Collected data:
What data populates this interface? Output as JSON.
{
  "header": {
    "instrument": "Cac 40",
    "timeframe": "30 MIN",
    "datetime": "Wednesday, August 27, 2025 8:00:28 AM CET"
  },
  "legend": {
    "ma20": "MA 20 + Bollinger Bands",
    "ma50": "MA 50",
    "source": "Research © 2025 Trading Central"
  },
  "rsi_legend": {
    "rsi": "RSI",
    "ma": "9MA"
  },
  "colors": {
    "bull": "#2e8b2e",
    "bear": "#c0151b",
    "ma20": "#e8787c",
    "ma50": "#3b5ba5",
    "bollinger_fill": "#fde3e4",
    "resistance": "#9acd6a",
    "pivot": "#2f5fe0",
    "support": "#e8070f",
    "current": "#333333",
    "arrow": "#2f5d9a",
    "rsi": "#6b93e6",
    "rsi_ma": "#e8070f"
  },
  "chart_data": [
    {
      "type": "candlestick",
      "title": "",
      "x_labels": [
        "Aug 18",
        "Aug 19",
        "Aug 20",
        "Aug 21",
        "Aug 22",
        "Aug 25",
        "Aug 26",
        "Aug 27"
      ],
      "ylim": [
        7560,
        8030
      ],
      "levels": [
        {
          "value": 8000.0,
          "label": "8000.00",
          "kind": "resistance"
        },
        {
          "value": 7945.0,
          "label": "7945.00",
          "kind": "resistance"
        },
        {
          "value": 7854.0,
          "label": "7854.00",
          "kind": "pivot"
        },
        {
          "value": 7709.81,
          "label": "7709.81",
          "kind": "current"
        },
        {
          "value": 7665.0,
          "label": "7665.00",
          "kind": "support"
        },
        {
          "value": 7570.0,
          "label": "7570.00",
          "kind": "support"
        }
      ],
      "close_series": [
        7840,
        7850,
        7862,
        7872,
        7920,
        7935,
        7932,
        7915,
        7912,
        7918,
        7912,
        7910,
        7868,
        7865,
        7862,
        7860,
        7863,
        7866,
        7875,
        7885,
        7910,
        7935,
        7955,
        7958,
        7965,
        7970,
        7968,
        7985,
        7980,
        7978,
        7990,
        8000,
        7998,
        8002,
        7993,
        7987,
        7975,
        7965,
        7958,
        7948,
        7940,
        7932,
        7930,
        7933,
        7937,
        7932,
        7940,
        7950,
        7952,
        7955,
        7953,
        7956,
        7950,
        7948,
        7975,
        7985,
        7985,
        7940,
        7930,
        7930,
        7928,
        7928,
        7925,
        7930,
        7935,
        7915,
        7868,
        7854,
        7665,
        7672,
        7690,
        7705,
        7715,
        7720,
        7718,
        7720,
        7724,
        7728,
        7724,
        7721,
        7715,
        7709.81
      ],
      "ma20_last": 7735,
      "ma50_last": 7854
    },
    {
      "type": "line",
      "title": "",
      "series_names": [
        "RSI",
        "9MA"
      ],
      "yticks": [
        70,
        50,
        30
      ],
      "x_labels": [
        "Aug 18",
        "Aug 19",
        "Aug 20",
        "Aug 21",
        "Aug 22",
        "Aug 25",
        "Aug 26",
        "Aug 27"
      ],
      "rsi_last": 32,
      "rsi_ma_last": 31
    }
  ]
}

Objective:
Your task is to reproduce the whole listing exactly.

Solution to the exercise:
What data populates this interface? Output as JSON.
{
  "header": {
    "instrument": "Cac 40",
    "timeframe": "30 MIN",
    "datetime": "Wednesday, August 27, 2025 8:00:28 AM CET"
  },
  "legend": {
    "ma20": "MA 20 + Bollinger Bands",
    "ma50": "MA 50",
    "source": "Research © 2025 Trading Central"
  },
  "rsi_legend": {
    "rsi": "RSI",
    "ma": "9MA"
  },
  "colors": {
    "bull": "#2e8b2e",
    "bear": "#c0151b",
    "ma20": "#e8787c",
    "ma50": "#3b5ba5",
    "bollinger_fill": "#fde3e4",
    "resistance": "#9acd6a",
    "pivot": "#2f5fe0",
    "support": "#e8070f",
    "current": "#333333",
    "arrow": "#2f5d9a",
    "rsi": "#6b93e6",
    "rsi_ma": "#e8070f"
  },
  "chart_data": [
    {
      "type": "candlestick",
      "title": "",
      "x_labels": [
        "Aug 18",
        "Aug 19",
        "Aug 20",
        "Aug 21",
        "Aug 22",
        "Aug 25",
        "Aug 26",
        "Aug 27"
      ],
      "ylim": [
        7560,
        8030
      ],
      "levels": [
        {
          "value": 8000.0,
          "label": "8000.00",
          "kind": "resistance"
        },
        {
          "value": 7945.0,
          "label": "7945.00",
          "kind": "resistance"
        },
        {
          "value": 7854.0,
          "label": "7854.00",
          "kind": "pivot"
        },
        {
          "value": 7709.81,
          "label": "7709.81",
          "kind": "current"
        },
        {
          "value": 7665.0,
          "label": "7665.00",
          "kind": "support"
        },
        {
          "value": 7570.0,
          "label": "7570.00",
          "kind": "support"
        }
      ],
      "close_series": [
        7840,
        7850,
        7862,
        7872,
        7920,
        7935,
        7932,
        7915,
        7912,
        7918,
        7912,
        7910,
        7868,
        7865,
        7862,
        7860,
        7863,
        7866,
        7875,
        7885,
        7910,
        7935,
        7955,
        7958,
        7965,
        7970,
        7968,
        7985,
        7980,
        7978,
        7990,
        8000,
        7998,
        8002,
        7993,
        7987,
        7975,
        7965,
        7958,
        7948,
        7940,
        7932,
        7930,
        7933,
        7937,
        7932,
        7940,
        7950,
        7952,
        7955,
        7953,
        7956,
        7950,
        7948,
        7975,
        7985,
        7985,
        7940,
        7930,
        7930,
        7928,
        7928,
        7925,
        7930,
        7935,
        7915,
        7868,
        7854,
        7665,
        7672,
        7690,
        7705,
        7715,
        7720,
        7718,
        7720,
        7724,
        7728,
        7724,
        7721,
        7715,
        7709.81
      ],
      "ma20_last": 7735,
      "ma50_last": 7854
    },
    {
      "type": "line",
      "title": "",
      "series_names": [
        "RSI",
        "9MA"
      ],
      "yticks": [
        70,
        50,
        30
      ],
      "x_labels": [
        "Aug 18",
        "Aug 19",
        "Aug 20",
        "Aug 21",
        "Aug 22",
        "Aug 25",
        "Aug 26",
        "Aug 27"
      ],
      "rsi_last": 32,
      "rsi_ma_last": 31
    }
  ]
}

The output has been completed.